• _Records for this task_
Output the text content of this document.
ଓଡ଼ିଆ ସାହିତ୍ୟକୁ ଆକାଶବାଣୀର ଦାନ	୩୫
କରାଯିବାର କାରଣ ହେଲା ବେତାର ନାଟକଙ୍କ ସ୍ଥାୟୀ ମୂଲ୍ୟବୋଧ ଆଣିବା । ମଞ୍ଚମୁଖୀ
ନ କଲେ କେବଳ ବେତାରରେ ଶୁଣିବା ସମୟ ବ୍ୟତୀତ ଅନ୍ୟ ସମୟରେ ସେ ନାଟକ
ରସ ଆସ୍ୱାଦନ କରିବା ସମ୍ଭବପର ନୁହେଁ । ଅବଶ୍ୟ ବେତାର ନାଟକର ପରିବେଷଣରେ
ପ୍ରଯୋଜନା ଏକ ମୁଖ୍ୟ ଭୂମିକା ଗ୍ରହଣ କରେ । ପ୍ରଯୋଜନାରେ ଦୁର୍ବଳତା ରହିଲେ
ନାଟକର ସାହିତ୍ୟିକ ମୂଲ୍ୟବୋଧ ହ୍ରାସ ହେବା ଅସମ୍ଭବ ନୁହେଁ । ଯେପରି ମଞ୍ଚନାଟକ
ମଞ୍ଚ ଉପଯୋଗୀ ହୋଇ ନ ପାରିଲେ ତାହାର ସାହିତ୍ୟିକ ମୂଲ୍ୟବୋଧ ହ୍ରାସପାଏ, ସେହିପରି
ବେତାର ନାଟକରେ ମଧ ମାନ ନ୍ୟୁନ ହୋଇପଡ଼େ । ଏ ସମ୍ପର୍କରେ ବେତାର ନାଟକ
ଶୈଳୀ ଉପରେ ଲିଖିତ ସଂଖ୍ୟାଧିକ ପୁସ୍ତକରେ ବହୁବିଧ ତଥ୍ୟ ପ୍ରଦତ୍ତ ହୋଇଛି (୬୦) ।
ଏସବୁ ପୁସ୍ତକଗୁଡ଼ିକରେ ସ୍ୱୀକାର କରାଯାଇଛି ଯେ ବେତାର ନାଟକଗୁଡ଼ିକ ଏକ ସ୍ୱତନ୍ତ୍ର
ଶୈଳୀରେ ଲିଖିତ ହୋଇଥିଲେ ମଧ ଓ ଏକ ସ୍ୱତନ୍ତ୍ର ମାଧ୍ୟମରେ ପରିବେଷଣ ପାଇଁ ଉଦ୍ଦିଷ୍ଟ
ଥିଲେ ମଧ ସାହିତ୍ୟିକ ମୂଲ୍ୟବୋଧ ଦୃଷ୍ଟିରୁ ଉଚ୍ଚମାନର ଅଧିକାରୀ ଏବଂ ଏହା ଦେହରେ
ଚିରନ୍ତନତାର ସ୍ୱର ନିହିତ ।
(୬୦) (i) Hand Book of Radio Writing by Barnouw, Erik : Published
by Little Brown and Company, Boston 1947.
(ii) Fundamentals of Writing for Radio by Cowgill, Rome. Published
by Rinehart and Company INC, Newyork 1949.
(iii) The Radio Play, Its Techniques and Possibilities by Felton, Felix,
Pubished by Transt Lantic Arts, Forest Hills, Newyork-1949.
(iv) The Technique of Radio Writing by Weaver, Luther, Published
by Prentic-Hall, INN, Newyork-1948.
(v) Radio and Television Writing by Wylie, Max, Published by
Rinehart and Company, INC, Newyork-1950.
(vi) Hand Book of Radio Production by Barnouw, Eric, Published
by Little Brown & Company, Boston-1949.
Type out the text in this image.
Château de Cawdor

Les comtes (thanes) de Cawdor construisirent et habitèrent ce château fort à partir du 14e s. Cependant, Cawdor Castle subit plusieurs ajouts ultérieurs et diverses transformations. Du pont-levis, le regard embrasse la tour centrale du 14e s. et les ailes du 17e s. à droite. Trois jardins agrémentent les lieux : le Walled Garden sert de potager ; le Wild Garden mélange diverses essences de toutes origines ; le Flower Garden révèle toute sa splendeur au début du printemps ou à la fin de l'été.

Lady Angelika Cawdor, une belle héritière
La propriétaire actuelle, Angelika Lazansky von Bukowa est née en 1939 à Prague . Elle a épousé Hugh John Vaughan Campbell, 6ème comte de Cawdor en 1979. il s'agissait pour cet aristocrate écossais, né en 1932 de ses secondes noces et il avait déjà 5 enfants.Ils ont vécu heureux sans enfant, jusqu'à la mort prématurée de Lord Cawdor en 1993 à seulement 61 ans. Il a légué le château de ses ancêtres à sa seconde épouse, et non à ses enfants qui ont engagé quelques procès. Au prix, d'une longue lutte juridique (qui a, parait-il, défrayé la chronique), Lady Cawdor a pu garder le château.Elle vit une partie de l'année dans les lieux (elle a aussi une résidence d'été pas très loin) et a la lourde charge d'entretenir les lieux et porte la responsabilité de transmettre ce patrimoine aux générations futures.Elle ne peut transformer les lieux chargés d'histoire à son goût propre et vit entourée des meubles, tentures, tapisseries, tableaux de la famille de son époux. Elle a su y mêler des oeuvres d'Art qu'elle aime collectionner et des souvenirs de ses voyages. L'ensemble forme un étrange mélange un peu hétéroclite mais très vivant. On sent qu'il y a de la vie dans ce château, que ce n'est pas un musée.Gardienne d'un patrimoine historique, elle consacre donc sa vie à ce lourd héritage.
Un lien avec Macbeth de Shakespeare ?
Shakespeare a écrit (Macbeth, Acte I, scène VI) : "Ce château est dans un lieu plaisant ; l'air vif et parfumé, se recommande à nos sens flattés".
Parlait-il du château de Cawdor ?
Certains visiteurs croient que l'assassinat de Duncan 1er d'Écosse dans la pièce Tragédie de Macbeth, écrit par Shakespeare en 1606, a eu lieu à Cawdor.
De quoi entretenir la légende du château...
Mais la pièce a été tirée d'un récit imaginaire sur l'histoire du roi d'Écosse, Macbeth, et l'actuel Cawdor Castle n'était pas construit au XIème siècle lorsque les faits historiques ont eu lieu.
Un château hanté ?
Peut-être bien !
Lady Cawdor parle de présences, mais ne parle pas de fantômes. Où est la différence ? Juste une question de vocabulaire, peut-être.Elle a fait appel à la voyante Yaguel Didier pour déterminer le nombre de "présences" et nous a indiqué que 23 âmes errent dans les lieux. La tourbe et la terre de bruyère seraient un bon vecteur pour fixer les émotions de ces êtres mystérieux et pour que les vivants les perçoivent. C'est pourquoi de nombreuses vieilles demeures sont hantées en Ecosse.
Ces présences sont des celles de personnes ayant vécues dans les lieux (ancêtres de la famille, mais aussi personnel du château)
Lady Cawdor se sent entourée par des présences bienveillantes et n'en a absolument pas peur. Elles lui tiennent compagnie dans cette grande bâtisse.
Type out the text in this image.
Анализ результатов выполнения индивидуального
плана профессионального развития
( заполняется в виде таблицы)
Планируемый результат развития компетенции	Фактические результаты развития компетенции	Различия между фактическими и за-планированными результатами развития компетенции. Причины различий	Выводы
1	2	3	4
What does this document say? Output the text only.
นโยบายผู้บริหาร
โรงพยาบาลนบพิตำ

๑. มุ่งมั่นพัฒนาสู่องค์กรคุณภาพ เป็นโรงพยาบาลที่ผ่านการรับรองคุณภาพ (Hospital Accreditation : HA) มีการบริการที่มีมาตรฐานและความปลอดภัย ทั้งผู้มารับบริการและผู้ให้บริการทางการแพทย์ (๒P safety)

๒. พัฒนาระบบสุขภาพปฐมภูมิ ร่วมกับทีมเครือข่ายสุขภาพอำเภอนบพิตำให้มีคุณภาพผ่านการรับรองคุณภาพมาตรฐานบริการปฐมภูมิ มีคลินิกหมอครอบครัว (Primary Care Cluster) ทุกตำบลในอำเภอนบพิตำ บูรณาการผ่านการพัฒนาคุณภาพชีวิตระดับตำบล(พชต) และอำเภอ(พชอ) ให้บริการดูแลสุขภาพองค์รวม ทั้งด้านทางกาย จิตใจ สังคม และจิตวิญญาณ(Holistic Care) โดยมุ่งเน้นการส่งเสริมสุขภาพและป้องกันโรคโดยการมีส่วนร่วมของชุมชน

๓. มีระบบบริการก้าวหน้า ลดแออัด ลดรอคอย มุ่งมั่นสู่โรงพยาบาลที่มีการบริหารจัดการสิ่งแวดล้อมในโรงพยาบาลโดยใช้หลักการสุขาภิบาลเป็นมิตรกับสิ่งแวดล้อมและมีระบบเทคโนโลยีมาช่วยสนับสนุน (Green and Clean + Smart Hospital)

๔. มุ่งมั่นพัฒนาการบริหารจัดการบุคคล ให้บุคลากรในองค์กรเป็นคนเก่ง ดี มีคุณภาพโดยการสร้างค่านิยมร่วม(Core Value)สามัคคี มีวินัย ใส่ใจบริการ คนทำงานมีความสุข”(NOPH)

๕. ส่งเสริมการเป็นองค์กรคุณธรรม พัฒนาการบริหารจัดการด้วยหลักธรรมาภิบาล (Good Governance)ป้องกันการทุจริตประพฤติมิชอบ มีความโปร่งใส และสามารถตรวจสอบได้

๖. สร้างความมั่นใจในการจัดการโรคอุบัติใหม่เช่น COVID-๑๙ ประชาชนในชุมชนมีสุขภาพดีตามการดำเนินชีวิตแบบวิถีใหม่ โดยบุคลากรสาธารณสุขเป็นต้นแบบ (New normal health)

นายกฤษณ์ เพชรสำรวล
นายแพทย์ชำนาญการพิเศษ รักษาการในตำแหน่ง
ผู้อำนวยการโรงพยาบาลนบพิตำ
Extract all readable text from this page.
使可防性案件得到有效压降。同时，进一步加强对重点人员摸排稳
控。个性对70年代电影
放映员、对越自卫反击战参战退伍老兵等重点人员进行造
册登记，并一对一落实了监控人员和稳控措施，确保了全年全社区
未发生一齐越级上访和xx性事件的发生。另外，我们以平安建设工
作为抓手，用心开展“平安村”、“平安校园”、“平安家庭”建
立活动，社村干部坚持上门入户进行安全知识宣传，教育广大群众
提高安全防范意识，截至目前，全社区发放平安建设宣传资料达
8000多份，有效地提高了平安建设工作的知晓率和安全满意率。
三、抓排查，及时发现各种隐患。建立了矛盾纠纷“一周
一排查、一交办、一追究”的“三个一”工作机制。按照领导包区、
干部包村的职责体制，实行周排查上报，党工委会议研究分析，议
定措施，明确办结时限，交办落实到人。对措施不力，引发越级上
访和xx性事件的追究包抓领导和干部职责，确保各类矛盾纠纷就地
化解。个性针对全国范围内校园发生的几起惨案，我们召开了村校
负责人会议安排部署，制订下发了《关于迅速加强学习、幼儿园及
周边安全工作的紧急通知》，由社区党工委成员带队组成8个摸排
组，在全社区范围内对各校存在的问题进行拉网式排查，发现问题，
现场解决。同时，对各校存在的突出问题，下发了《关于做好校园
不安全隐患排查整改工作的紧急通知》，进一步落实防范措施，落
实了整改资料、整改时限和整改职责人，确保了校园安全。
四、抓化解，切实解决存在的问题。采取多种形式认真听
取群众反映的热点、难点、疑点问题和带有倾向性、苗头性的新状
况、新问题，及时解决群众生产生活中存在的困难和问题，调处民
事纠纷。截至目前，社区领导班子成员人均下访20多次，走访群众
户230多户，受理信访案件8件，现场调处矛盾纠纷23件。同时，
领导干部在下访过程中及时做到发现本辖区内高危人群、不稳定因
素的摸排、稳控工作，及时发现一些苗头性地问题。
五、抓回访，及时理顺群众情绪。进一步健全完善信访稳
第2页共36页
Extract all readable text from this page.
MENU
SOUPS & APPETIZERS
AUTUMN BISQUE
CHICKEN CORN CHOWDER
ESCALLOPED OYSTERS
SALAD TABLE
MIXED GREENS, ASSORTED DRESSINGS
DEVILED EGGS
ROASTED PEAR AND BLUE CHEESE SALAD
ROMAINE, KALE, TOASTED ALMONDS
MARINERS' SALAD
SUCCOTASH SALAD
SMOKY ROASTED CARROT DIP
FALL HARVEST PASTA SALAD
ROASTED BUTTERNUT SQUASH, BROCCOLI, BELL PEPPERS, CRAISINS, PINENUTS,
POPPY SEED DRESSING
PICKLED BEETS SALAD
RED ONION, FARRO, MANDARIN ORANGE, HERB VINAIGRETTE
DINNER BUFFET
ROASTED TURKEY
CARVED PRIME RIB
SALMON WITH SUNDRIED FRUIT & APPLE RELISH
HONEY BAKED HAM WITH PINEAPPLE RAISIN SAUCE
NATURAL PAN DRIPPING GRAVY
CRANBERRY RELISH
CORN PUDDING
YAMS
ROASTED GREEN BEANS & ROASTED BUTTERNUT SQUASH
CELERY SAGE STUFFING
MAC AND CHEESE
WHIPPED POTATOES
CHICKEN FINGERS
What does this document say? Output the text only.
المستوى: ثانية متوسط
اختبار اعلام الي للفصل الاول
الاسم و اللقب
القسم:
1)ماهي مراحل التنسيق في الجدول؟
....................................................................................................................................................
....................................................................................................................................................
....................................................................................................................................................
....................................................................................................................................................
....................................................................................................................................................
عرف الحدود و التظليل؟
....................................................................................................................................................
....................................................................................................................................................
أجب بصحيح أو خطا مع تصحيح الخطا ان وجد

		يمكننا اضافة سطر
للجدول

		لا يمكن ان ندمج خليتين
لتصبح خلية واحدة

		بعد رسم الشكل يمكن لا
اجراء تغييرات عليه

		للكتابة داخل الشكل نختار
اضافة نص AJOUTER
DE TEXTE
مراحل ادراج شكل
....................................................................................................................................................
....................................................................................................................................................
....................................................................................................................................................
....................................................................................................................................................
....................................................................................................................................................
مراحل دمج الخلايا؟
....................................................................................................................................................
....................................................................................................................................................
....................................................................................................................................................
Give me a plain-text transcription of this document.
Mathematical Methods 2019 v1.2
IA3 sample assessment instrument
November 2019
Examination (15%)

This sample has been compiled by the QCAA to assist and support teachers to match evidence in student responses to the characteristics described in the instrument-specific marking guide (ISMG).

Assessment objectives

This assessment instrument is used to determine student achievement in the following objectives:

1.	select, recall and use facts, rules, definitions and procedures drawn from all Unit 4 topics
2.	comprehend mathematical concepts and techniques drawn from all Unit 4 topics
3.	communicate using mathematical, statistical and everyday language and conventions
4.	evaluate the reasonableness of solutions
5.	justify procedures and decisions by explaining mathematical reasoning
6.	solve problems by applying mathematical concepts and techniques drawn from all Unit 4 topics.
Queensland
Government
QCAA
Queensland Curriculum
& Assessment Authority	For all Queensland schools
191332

• _Short exercise_
From the material above, gather all lines that include the string "SQUASH" and copy them.

• _Exercise answer_
ROASTED BUTTERNUT SQUASH, BROCCOLI, BELL PEPPERS, CRAISINS, PINENUTS,
ROASTED GREEN BEANS & ROASTED BUTTERNUT SQUASH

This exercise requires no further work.